[Collected data entries]
** START **
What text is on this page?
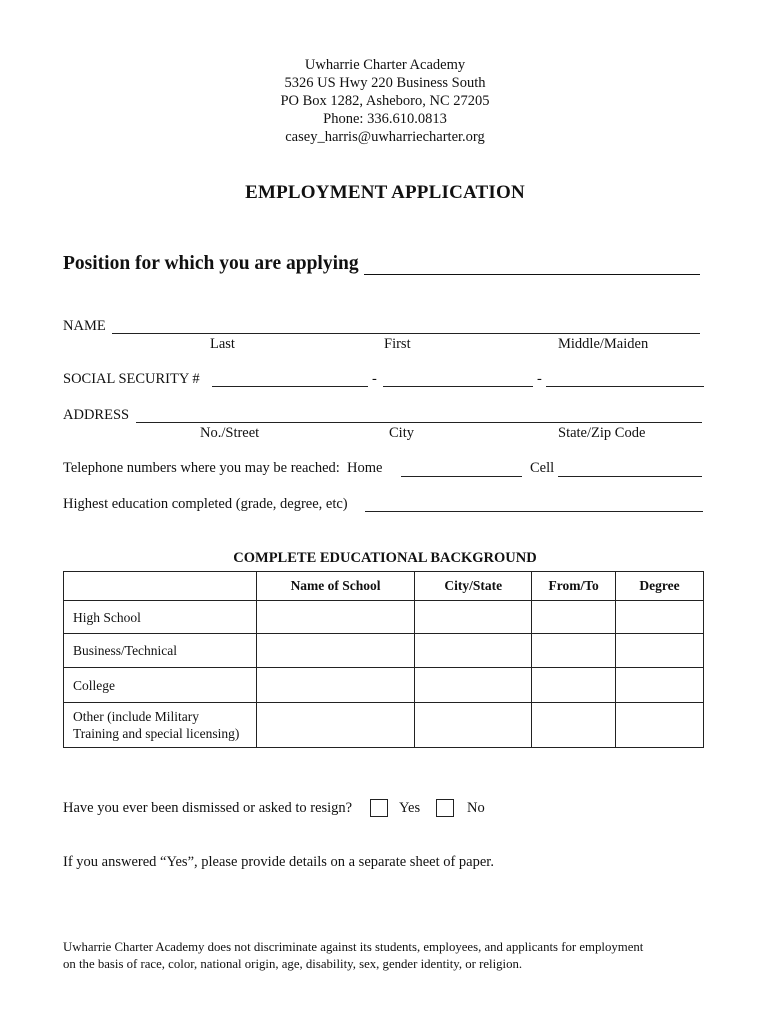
Uwharrie Charter Academy
5326 US Hwy 220 Business South
PO Box 1282, Asheboro, NC 27205
Phone: 336.610.0813
casey_harris@uwharriecharter.org
EMPLOYMENT APPLICATION
Position for which you are applying
NAME
Last	First	Middle/Maiden
SOCIAL SECURITY #	-	-
ADDRESS
No./Street	City	State/Zip Code
Telephone numbers where you may be reached: Home	Cell
Highest education completed (grade, degree, etc)
COMPLETE EDUCATIONAL BACKGROUND
	Name of School	City/State	From/To	Degree
High School				
Business/Technical				
College				

Other (include Military
Training and special licensing)				

Have you ever been dismissed or asked to resign?	Yes	No
If you answered “Yes”, please provide details on a separate sheet of paper.
Uwharrie Charter Academy does not discriminate against its students, employees, and applicants for employment
on the basis of race, color, national origin, age, disability, sex, gender identity, or religion.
** END **
## What you need to do
Extract all the entries word for word; omit any pictures.

## Answer to this problem
What text is on this page?
Uwharrie Charter Academy
5326 US Hwy 220 Business South
PO Box 1282, Asheboro, NC 27205
Phone: 336.610.0813
casey_harris@uwharriecharter.org
EMPLOYMENT APPLICATION
Position for which you are applying
NAME
Last	First	Middle/Maiden
SOCIAL SECURITY #	-	-
ADDRESS
No./Street	City	State/Zip Code
Telephone numbers where you may be reached: Home	Cell
Highest education completed (grade, degree, etc)
COMPLETE EDUCATIONAL BACKGROUND
	Name of School	City/State	From/To	Degree
High School				
Business/Technical				
College				

Other (include Military
Training and special licensing)				

Have you ever been dismissed or asked to resign?	Yes	No
If you answered “Yes”, please provide details on a separate sheet of paper.
Uwharrie Charter Academy does not discriminate against its students, employees, and applicants for employment
on the basis of race, color, national origin, age, disability, sex, gender identity, or religion.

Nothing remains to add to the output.